Exercise aim =
Give only the lines from the one containing "What does this" through the end of the material below, exactly as written.

Extracted records =
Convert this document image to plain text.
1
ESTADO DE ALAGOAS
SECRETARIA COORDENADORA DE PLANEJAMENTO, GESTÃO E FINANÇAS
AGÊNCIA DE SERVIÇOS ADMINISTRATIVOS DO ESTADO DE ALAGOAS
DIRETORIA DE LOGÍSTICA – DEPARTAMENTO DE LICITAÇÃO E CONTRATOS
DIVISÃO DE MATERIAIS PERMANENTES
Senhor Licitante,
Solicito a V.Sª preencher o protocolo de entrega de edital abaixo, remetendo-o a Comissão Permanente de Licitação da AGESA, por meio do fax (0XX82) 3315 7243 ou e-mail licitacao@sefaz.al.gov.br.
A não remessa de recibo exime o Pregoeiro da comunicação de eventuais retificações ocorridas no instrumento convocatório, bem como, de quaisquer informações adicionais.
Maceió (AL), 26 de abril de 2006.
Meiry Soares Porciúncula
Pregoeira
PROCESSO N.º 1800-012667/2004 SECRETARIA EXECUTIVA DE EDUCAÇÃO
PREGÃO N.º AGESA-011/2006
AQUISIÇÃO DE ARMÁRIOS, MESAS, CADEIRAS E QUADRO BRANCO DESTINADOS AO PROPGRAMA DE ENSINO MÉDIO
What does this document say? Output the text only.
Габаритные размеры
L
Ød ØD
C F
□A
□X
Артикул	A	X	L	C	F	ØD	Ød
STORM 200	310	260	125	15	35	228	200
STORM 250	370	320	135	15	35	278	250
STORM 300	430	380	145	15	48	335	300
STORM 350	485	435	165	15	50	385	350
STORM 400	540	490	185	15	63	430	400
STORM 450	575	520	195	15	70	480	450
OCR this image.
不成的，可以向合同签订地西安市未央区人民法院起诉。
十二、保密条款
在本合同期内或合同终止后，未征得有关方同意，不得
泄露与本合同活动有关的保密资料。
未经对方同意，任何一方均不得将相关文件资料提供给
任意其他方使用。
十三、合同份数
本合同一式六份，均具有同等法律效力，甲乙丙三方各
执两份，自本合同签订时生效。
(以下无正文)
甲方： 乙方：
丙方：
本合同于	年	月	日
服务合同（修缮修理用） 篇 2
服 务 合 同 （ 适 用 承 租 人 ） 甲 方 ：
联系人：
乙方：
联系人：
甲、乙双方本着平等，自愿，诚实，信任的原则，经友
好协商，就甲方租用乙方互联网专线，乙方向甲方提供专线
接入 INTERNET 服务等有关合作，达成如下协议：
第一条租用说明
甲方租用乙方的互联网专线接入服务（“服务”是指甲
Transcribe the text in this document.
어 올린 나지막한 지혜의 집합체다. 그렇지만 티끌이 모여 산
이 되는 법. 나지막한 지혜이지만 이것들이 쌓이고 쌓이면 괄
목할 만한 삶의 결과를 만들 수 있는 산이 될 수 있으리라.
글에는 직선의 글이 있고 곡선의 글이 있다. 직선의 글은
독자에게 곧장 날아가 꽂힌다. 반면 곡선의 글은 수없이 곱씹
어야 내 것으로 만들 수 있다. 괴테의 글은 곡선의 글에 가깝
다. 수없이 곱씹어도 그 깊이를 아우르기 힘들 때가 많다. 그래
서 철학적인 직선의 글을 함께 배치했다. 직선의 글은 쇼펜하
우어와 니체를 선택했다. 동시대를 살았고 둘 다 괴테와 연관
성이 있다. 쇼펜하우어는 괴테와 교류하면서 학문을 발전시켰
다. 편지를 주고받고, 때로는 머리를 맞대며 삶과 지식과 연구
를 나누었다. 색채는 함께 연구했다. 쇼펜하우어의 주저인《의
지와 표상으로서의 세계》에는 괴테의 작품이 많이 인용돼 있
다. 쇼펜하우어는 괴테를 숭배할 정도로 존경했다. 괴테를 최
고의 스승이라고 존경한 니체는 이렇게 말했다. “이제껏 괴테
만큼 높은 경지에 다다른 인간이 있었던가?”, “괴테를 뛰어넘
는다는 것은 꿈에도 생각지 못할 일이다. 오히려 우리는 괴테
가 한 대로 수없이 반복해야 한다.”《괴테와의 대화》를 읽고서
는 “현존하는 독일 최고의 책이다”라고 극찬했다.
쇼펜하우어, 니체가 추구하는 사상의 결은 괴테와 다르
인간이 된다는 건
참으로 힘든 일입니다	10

Finished answer =
What does this document say? Output the text only.
Габаритные размеры
L
Ød ØD
C F
□A
□X
Артикул	A	X	L	C	F	ØD	Ød
STORM 200	310	260	125	15	35	228	200
STORM 250	370	320	135	15	35	278	250
STORM 300	430	380	145	15	48	335	300
STORM 350	485	435	165	15	50	385	350
STORM 400	540	490	185	15	63	430	400
STORM 450	575	520	195	15	70	480	450
OCR this image.
不成的，可以向合同签订地西安市未央区人民法院起诉。
十二、保密条款
在本合同期内或合同终止后，未征得有关方同意，不得
泄露与本合同活动有关的保密资料。
未经对方同意，任何一方均不得将相关文件资料提供给
任意其他方使用。
十三、合同份数
本合同一式六份，均具有同等法律效力，甲乙丙三方各
执两份，自本合同签订时生效。
(以下无正文)
甲方： 乙方：
丙方：
本合同于	年	月	日
服务合同（修缮修理用） 篇 2
服 务 合 同 （ 适 用 承 租 人 ） 甲 方 ：
联系人：
乙方：
联系人：
甲、乙双方本着平等，自愿，诚实，信任的原则，经友
好协商，就甲方租用乙方互联网专线，乙方向甲方提供专线
接入 INTERNET 服务等有关合作，达成如下协议：
第一条租用说明
甲方租用乙方的互联网专线接入服务（“服务”是指甲
Transcribe the text in this document.
어 올린 나지막한 지혜의 집합체다. 그렇지만 티끌이 모여 산
이 되는 법. 나지막한 지혜이지만 이것들이 쌓이고 쌓이면 괄
목할 만한 삶의 결과를 만들 수 있는 산이 될 수 있으리라.
글에는 직선의 글이 있고 곡선의 글이 있다. 직선의 글은
독자에게 곧장 날아가 꽂힌다. 반면 곡선의 글은 수없이 곱씹
어야 내 것으로 만들 수 있다. 괴테의 글은 곡선의 글에 가깝
다. 수없이 곱씹어도 그 깊이를 아우르기 힘들 때가 많다. 그래
서 철학적인 직선의 글을 함께 배치했다. 직선의 글은 쇼펜하
우어와 니체를 선택했다. 동시대를 살았고 둘 다 괴테와 연관
성이 있다. 쇼펜하우어는 괴테와 교류하면서 학문을 발전시켰
다. 편지를 주고받고, 때로는 머리를 맞대며 삶과 지식과 연구
를 나누었다. 색채는 함께 연구했다. 쇼펜하우어의 주저인《의
지와 표상으로서의 세계》에는 괴테의 작품이 많이 인용돼 있
다. 쇼펜하우어는 괴테를 숭배할 정도로 존경했다. 괴테를 최
고의 스승이라고 존경한 니체는 이렇게 말했다. “이제껏 괴테
만큼 높은 경지에 다다른 인간이 있었던가?”, “괴테를 뛰어넘
는다는 것은 꿈에도 생각지 못할 일이다. 오히려 우리는 괴테
가 한 대로 수없이 반복해야 한다.”《괴테와의 대화》를 읽고서
는 “현존하는 독일 최고의 책이다”라고 극찬했다.
쇼펜하우어, 니체가 추구하는 사상의 결은 괴테와 다르
인간이 된다는 건
참으로 힘든 일입니다	10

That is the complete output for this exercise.